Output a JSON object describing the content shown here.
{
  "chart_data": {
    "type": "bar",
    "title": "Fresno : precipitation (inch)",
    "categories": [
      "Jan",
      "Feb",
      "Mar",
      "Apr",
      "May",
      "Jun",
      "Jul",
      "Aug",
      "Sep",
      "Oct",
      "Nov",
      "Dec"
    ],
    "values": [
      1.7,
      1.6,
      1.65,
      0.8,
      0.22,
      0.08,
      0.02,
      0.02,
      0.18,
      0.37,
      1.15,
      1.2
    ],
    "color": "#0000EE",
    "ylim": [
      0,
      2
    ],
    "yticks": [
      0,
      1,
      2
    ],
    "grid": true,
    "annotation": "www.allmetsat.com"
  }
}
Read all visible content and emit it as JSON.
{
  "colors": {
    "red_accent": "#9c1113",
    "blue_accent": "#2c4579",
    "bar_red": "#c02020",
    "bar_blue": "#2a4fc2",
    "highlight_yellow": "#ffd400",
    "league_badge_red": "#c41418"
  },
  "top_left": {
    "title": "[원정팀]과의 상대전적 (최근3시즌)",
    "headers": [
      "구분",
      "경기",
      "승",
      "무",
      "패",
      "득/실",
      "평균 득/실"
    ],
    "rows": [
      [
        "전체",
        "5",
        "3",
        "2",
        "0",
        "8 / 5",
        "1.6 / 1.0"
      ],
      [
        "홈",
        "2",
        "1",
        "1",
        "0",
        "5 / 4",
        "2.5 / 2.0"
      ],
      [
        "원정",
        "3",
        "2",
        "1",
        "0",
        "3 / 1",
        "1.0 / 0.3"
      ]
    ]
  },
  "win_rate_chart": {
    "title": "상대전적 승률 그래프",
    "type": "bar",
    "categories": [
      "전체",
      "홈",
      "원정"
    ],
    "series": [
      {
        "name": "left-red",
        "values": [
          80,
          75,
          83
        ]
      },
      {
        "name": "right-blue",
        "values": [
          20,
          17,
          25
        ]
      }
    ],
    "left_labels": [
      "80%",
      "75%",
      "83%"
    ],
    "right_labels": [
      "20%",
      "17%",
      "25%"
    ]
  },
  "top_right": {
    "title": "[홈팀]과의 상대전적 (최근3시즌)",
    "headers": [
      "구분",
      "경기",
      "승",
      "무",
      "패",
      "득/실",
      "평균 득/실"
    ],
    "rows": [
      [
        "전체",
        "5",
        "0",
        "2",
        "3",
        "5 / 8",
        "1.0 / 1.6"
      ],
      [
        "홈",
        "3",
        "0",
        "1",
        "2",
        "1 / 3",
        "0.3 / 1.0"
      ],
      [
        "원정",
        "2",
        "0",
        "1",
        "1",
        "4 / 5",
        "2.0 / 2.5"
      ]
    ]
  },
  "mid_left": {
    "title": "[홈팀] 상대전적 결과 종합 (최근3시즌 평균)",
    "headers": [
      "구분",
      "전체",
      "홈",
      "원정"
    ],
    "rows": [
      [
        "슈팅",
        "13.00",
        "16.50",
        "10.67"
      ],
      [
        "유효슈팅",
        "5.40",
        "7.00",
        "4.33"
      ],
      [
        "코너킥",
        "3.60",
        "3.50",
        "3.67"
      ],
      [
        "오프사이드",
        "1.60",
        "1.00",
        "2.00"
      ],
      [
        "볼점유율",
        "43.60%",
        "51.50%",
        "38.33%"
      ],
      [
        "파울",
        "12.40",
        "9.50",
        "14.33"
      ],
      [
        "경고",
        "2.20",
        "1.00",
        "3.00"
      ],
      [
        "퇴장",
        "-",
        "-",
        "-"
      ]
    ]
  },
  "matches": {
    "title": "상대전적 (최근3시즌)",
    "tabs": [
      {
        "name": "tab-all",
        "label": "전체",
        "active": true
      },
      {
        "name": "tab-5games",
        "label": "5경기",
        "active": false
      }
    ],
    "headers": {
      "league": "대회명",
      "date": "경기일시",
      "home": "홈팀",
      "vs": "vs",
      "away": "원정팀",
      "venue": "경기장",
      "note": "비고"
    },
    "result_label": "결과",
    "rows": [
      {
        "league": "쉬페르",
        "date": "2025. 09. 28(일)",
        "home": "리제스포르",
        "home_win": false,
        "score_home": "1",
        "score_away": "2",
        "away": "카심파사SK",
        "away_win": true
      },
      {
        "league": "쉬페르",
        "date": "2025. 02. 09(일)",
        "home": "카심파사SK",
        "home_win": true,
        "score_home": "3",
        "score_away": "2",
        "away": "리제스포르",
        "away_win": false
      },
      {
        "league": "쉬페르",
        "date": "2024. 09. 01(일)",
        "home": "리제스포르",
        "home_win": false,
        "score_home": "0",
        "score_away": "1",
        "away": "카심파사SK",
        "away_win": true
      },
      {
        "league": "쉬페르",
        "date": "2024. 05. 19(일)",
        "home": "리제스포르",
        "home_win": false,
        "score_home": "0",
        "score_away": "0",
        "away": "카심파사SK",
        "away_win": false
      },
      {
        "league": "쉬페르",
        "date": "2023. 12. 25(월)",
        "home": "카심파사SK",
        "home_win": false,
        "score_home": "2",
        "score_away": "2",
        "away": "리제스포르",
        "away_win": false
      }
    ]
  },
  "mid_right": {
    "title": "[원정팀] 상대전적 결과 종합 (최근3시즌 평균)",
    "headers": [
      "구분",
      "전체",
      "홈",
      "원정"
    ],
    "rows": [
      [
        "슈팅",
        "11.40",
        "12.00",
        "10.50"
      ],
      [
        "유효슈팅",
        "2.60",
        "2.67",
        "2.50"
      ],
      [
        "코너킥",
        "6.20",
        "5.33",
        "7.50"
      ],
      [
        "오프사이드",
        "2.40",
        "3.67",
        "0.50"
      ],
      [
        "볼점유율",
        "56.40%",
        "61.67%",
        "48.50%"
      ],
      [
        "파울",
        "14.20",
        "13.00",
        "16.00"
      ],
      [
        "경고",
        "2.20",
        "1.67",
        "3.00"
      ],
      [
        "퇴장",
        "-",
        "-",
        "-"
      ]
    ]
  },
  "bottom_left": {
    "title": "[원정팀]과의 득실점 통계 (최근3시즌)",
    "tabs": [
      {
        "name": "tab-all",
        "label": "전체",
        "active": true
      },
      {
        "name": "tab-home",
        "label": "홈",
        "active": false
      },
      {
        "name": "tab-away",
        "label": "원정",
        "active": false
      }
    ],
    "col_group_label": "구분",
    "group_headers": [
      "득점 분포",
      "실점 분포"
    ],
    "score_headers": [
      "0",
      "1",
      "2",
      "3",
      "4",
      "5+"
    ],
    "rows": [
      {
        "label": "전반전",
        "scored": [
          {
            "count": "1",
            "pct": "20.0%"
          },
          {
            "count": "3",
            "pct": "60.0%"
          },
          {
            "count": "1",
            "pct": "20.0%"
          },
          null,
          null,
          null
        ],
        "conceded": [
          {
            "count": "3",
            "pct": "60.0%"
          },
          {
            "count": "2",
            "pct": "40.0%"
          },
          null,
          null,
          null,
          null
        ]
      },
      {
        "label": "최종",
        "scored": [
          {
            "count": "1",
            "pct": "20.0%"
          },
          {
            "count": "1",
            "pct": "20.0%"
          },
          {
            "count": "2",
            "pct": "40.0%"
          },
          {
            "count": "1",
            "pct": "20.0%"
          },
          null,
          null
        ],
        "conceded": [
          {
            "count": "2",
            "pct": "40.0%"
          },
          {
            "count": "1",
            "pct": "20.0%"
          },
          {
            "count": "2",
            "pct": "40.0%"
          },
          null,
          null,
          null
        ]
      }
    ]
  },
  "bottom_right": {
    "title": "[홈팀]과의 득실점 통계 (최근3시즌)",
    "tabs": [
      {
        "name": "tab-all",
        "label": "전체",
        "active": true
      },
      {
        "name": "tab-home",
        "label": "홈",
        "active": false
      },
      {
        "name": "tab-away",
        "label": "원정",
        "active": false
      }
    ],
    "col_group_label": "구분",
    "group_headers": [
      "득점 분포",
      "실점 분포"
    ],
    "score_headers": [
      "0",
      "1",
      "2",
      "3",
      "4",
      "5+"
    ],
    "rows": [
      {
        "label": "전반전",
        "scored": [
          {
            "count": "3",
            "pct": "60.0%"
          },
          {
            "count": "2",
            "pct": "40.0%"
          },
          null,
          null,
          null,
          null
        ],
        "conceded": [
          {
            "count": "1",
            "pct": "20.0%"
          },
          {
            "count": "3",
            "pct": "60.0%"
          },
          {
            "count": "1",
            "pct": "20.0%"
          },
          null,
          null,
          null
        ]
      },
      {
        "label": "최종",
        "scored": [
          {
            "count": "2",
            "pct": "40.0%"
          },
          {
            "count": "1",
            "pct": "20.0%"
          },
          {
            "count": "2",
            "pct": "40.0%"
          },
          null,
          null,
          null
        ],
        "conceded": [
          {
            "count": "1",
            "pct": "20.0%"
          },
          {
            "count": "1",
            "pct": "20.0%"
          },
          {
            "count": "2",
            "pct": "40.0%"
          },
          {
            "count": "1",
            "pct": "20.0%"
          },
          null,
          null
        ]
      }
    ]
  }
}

######

What you will do: Go through the material and copy out every line with "date" in it.

Reply to the exercise:
      "date": "경기일시",
        "date": "2025. 09. 28(일)",
        "date": "2025. 02. 09(일)",
        "date": "2024. 09. 01(일)",
        "date": "2024. 05. 19(일)",
        "date": "2023. 12. 25(월)",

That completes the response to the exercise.